#### AVAILABLE RECORDS ####

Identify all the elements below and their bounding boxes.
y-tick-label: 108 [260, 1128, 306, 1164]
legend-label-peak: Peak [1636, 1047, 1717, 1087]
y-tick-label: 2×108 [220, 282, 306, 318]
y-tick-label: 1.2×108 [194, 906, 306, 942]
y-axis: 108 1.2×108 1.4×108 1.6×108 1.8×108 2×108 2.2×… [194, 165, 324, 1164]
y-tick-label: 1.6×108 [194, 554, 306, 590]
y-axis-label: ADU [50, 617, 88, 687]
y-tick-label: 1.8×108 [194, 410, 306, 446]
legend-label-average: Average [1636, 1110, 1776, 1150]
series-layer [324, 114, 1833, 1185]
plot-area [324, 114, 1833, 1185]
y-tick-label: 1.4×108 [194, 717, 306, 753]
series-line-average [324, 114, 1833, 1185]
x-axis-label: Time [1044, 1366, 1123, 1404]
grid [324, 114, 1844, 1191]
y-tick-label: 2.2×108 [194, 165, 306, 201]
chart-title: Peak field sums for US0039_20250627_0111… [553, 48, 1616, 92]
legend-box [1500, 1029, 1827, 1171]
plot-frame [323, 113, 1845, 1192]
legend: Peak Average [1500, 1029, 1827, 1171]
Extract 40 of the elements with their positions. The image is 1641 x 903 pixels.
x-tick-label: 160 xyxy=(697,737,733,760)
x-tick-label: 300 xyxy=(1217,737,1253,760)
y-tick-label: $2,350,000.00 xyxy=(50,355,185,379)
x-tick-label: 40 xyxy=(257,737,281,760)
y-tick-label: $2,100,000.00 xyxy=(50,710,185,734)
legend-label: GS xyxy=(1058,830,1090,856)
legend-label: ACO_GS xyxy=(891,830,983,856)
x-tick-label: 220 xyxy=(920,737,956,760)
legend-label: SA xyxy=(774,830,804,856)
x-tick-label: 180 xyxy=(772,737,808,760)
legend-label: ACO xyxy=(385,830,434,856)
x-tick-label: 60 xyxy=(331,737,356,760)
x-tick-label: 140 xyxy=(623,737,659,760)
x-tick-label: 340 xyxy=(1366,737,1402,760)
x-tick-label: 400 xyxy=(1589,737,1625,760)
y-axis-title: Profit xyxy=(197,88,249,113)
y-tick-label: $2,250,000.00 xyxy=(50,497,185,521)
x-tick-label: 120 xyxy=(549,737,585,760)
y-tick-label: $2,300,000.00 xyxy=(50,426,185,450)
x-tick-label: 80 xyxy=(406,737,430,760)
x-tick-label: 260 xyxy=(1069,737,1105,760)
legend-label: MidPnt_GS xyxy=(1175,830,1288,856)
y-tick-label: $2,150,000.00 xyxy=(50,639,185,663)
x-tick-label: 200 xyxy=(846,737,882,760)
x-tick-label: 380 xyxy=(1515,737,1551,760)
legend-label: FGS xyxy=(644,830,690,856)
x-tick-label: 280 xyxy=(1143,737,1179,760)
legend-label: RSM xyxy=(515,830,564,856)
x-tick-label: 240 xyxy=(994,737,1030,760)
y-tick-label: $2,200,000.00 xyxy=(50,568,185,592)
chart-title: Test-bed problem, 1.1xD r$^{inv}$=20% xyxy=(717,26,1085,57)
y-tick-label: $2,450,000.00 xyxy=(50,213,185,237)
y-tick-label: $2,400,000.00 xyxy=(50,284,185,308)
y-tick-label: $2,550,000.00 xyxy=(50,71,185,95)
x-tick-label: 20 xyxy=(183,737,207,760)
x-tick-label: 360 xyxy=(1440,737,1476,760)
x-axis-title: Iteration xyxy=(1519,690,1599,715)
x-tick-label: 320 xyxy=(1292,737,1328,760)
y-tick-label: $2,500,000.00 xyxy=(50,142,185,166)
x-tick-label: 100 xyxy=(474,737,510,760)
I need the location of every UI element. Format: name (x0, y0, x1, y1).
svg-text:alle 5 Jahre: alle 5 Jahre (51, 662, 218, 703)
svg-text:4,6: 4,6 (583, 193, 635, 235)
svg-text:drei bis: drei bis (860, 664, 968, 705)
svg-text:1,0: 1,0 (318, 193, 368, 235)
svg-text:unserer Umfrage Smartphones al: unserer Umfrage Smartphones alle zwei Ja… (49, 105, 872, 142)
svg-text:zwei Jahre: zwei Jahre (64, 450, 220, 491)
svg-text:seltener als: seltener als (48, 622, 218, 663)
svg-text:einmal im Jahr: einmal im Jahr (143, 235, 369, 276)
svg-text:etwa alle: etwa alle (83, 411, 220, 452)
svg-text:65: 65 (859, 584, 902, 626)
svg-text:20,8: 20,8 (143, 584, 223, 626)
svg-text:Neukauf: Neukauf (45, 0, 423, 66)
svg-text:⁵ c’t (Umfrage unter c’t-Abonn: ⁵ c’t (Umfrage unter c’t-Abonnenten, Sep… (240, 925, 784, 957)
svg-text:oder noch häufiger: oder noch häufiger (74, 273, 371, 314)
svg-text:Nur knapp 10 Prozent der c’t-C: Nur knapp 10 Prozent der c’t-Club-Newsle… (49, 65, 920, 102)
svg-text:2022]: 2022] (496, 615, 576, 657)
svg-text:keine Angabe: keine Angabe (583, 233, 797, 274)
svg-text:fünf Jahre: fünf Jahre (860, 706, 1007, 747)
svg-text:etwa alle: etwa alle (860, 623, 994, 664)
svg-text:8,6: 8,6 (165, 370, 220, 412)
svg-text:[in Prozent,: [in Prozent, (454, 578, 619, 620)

####

Rewrite the rows as a JSON list of strings, one string per line and with blank lines omitted. Begin at the first line of the rows and stop after the line that contains "x-tick-label: 300 xyxy=(1217,737,1253,760)".

• [EXERCISE SOLUTION]:
[
  "Identify all the elements below and their bounding boxes.",
  "y-tick-label: 108 [260, 1128, 306, 1164]",
  "legend-label-peak: Peak [1636, 1047, 1717, 1087]",
  "y-tick-label: 2×108 [220, 282, 306, 318]",
  "y-tick-label: 1.2×108 [194, 906, 306, 942]",
  "y-axis: 108 1.2×108 1.4×108 1.6×108 1.8×108 2×108 2.2×… [194, 165, 324, 1164]",
  "y-tick-label: 1.6×108 [194, 554, 306, 590]",
  "y-axis-label: ADU [50, 617, 88, 687]",
  "y-tick-label: 1.8×108 [194, 410, 306, 446]",
  "legend-label-average: Average [1636, 1110, 1776, 1150]",
  "series-layer [324, 114, 1833, 1185]",
  "plot-area [324, 114, 1833, 1185]",
  "y-tick-label: 1.4×108 [194, 717, 306, 753]",
  "series-line-average [324, 114, 1833, 1185]",
  "x-axis-label: Time [1044, 1366, 1123, 1404]",
  "grid [324, 114, 1844, 1191]",
  "y-tick-label: 2.2×108 [194, 165, 306, 201]",
  "chart-title: Peak field sums for US0039_20250627_0111… [553, 48, 1616, 92]",
  "legend-box [1500, 1029, 1827, 1171]",
  "plot-frame [323, 113, 1845, 1192]",
  "legend: Peak Average [1500, 1029, 1827, 1171]",
  "Extract 40 of the elements with their positions. The image is 1641 x 903 pixels.",
  "x-tick-label: 160 xyxy=(697,737,733,760)",
  "x-tick-label: 300 xyxy=(1217,737,1253,760)"
]